- [Stated problem]
Write out the data again exactly, skipping every picture.

- [Data for processing]
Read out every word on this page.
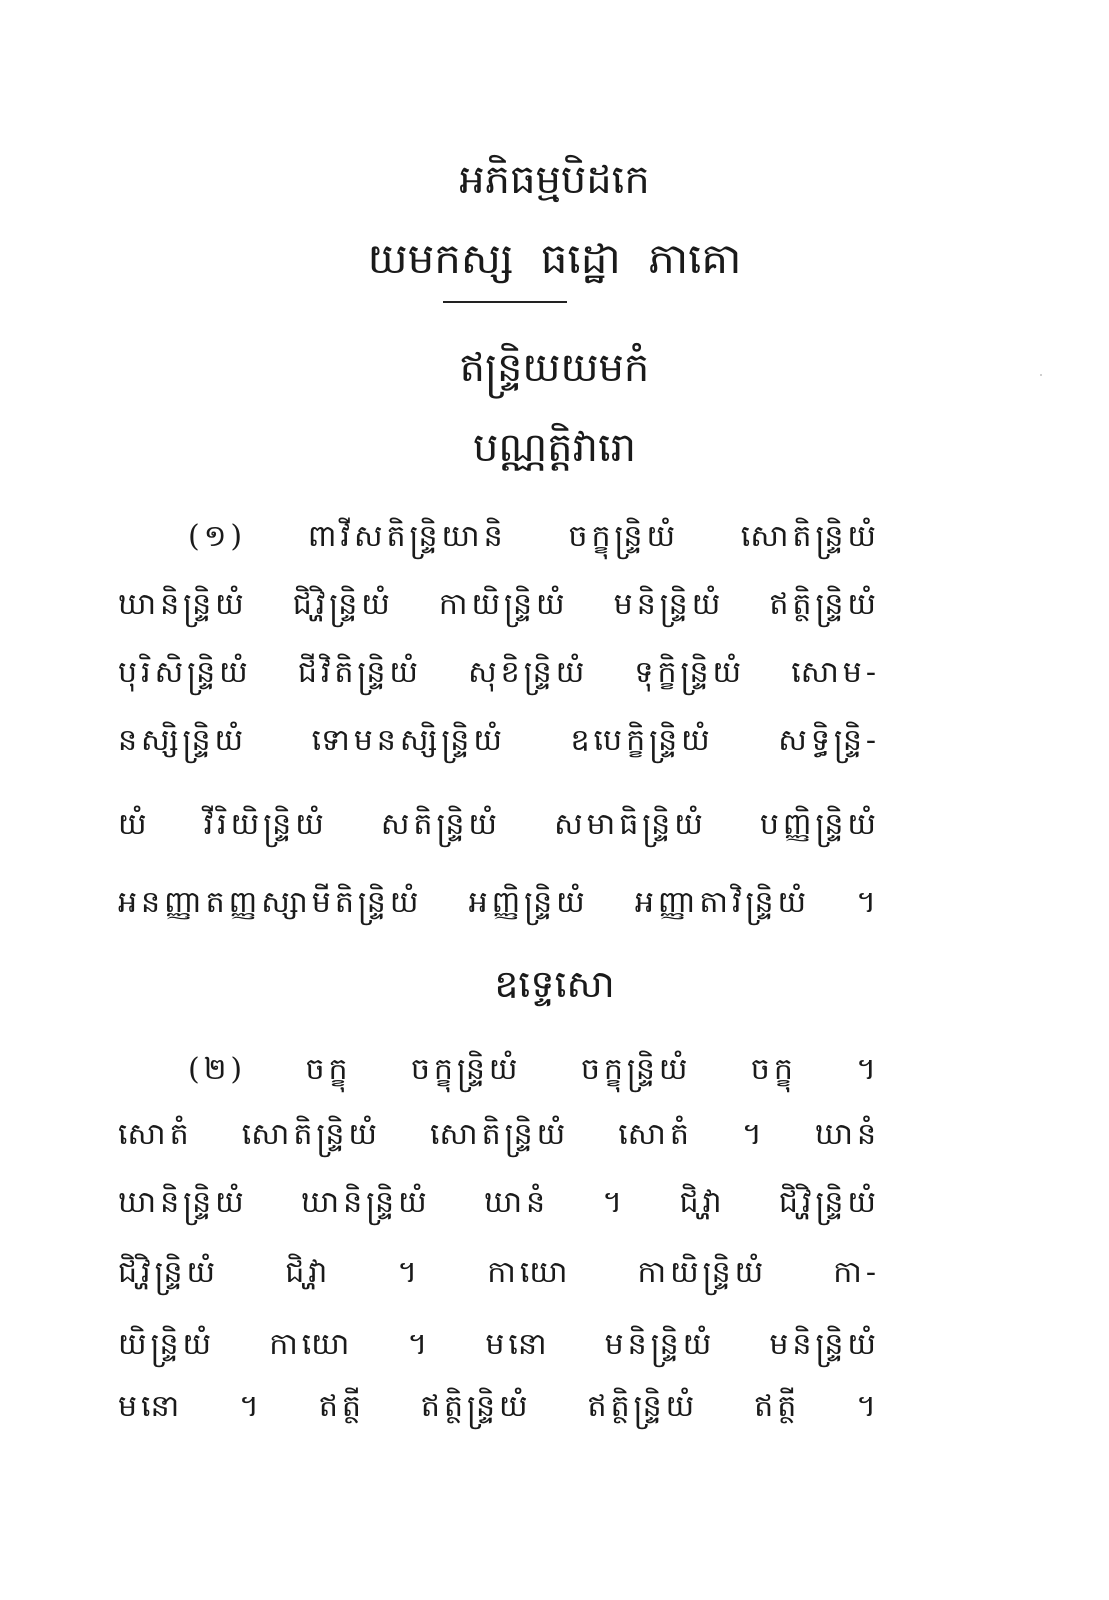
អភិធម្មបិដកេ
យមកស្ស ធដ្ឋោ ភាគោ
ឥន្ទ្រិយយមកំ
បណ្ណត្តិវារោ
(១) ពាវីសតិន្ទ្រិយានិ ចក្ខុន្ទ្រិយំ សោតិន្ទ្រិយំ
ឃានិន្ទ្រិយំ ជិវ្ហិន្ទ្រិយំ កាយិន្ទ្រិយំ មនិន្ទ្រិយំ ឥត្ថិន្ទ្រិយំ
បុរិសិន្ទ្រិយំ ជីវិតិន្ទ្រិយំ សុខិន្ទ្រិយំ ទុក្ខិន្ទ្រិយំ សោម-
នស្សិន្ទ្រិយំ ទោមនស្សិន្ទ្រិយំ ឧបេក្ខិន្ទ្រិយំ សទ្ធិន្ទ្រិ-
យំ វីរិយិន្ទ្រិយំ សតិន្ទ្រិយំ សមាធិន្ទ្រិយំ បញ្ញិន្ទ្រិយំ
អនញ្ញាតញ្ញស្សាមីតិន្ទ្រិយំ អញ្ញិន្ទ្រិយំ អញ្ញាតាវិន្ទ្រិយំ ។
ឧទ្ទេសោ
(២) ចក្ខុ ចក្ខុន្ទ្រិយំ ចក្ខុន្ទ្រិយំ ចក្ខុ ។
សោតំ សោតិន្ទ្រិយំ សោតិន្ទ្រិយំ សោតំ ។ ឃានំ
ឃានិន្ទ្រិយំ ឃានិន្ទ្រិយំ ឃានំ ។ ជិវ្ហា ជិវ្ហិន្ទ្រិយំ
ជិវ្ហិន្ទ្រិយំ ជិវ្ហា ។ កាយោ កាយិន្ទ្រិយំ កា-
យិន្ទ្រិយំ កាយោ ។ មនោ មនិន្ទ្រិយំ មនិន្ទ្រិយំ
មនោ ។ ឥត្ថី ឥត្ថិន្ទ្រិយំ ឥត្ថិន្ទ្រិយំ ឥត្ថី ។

- [The completed task]
Read out every word on this page.
អភិធម្មបិដកេ
យមកស្ស ធដ្ឋោ ភាគោ
ឥន្ទ្រិយយមកំ
បណ្ណត្តិវារោ
(១) ពាវីសតិន្ទ្រិយានិ ចក្ខុន្ទ្រិយំ សោតិន្ទ្រិយំ
ឃានិន្ទ្រិយំ ជិវ្ហិន្ទ្រិយំ កាយិន្ទ្រិយំ មនិន្ទ្រិយំ ឥត្ថិន្ទ្រិយំ
បុរិសិន្ទ្រិយំ ជីវិតិន្ទ្រិយំ សុខិន្ទ្រិយំ ទុក្ខិន្ទ្រិយំ សោម-
នស្សិន្ទ្រិយំ ទោមនស្សិន្ទ្រិយំ ឧបេក្ខិន្ទ្រិយំ សទ្ធិន្ទ្រិ-
យំ វីរិយិន្ទ្រិយំ សតិន្ទ្រិយំ សមាធិន្ទ្រិយំ បញ្ញិន្ទ្រិយំ
អនញ្ញាតញ្ញស្សាមីតិន្ទ្រិយំ អញ្ញិន្ទ្រិយំ អញ្ញាតាវិន្ទ្រិយំ ។
ឧទ្ទេសោ
(២) ចក្ខុ ចក្ខុន្ទ្រិយំ ចក្ខុន្ទ្រិយំ ចក្ខុ ។
សោតំ សោតិន្ទ្រិយំ សោតិន្ទ្រិយំ សោតំ ។ ឃានំ
ឃានិន្ទ្រិយំ ឃានិន្ទ្រិយំ ឃានំ ។ ជិវ្ហា ជិវ្ហិន្ទ្រិយំ
ជិវ្ហិន្ទ្រិយំ ជិវ្ហា ។ កាយោ កាយិន្ទ្រិយំ កា-
យិន្ទ្រិយំ កាយោ ។ មនោ មនិន្ទ្រិយំ មនិន្ទ្រិយំ
មនោ ។ ឥត្ថី ឥត្ថិន្ទ្រិយំ ឥត្ថិន្ទ្រិយំ ឥត្ថី ។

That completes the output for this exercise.